start Information given

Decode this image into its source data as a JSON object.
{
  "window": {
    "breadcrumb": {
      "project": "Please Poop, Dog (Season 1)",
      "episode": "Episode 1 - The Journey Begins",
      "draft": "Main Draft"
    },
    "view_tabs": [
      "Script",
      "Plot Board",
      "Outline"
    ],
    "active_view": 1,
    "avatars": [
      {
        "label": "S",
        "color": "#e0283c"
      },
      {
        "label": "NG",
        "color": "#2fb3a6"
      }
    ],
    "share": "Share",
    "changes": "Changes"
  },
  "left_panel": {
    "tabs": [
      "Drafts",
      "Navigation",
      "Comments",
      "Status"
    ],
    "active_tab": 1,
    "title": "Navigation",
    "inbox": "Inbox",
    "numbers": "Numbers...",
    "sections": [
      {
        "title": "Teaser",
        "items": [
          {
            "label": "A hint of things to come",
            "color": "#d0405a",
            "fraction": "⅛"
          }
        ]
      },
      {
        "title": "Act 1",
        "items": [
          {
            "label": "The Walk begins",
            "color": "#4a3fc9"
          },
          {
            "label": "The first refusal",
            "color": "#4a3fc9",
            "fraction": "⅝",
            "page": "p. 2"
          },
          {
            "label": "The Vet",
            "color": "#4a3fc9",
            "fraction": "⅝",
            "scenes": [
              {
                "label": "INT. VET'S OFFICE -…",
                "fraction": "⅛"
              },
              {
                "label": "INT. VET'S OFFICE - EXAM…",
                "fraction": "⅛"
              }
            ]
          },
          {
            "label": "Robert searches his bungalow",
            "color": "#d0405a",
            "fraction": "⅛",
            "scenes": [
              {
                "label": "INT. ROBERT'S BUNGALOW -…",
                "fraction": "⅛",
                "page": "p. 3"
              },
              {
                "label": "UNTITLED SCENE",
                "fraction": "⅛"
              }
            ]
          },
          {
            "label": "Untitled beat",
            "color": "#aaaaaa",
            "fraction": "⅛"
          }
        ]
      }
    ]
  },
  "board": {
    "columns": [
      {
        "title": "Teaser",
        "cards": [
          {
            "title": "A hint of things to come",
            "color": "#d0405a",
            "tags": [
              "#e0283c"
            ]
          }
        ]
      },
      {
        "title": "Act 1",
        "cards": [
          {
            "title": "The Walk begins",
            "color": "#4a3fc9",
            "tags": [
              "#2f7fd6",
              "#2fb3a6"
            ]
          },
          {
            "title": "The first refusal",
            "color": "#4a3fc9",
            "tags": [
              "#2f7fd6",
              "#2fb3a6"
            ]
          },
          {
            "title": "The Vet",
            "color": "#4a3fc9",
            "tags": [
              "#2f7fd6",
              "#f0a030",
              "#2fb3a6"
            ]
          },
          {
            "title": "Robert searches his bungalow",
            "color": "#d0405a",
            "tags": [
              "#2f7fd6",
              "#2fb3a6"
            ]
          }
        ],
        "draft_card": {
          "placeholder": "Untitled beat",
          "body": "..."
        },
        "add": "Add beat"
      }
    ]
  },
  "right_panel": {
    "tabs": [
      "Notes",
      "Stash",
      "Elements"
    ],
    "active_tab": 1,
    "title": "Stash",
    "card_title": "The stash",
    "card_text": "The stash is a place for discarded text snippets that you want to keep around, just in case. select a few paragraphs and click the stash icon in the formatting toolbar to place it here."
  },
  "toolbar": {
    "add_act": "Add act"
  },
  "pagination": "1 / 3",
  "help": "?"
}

end Information given

(Task):
Exactly as shown above, return every record.

(Full output):
Decode this image into its source data as a JSON object.
{
  "window": {
    "breadcrumb": {
      "project": "Please Poop, Dog (Season 1)",
      "episode": "Episode 1 - The Journey Begins",
      "draft": "Main Draft"
    },
    "view_tabs": [
      "Script",
      "Plot Board",
      "Outline"
    ],
    "active_view": 1,
    "avatars": [
      {
        "label": "S",
        "color": "#e0283c"
      },
      {
        "label": "NG",
        "color": "#2fb3a6"
      }
    ],
    "share": "Share",
    "changes": "Changes"
  },
  "left_panel": {
    "tabs": [
      "Drafts",
      "Navigation",
      "Comments",
      "Status"
    ],
    "active_tab": 1,
    "title": "Navigation",
    "inbox": "Inbox",
    "numbers": "Numbers...",
    "sections": [
      {
        "title": "Teaser",
        "items": [
          {
            "label": "A hint of things to come",
            "color": "#d0405a",
            "fraction": "⅛"
          }
        ]
      },
      {
        "title": "Act 1",
        "items": [
          {
            "label": "The Walk begins",
            "color": "#4a3fc9"
          },
          {
            "label": "The first refusal",
            "color": "#4a3fc9",
            "fraction": "⅝",
            "page": "p. 2"
          },
          {
            "label": "The Vet",
            "color": "#4a3fc9",
            "fraction": "⅝",
            "scenes": [
              {
                "label": "INT. VET'S OFFICE -…",
                "fraction": "⅛"
              },
              {
                "label": "INT. VET'S OFFICE - EXAM…",
                "fraction": "⅛"
              }
            ]
          },
          {
            "label": "Robert searches his bungalow",
            "color": "#d0405a",
            "fraction": "⅛",
            "scenes": [
              {
                "label": "INT. ROBERT'S BUNGALOW -…",
                "fraction": "⅛",
                "page": "p. 3"
              },
              {
                "label": "UNTITLED SCENE",
                "fraction": "⅛"
              }
            ]
          },
          {
            "label": "Untitled beat",
            "color": "#aaaaaa",
            "fraction": "⅛"
          }
        ]
      }
    ]
  },
  "board": {
    "columns": [
      {
        "title": "Teaser",
        "cards": [
          {
            "title": "A hint of things to come",
            "color": "#d0405a",
            "tags": [
              "#e0283c"
            ]
          }
        ]
      },
      {
        "title": "Act 1",
        "cards": [
          {
            "title": "The Walk begins",
            "color": "#4a3fc9",
            "tags": [
              "#2f7fd6",
              "#2fb3a6"
            ]
          },
          {
            "title": "The first refusal",
            "color": "#4a3fc9",
            "tags": [
              "#2f7fd6",
              "#2fb3a6"
            ]
          },
          {
            "title": "The Vet",
            "color": "#4a3fc9",
            "tags": [
              "#2f7fd6",
              "#f0a030",
              "#2fb3a6"
            ]
          },
          {
            "title": "Robert searches his bungalow",
            "color": "#d0405a",
            "tags": [
              "#2f7fd6",
              "#2fb3a6"
            ]
          }
        ],
        "draft_card": {
          "placeholder": "Untitled beat",
          "body": "..."
        },
        "add": "Add beat"
      }
    ]
  },
  "right_panel": {
    "tabs": [
      "Notes",
      "Stash",
      "Elements"
    ],
    "active_tab": 1,
    "title": "Stash",
    "card_title": "The stash",
    "card_text": "The stash is a place for discarded text snippets that you want to keep around, just in case. select a few paragraphs and click the stash icon in the formatting toolbar to place it here."
  },
  "toolbar": {
    "add_act": "Add act"
  },
  "pagination": "1 / 3",
  "help": "?"
}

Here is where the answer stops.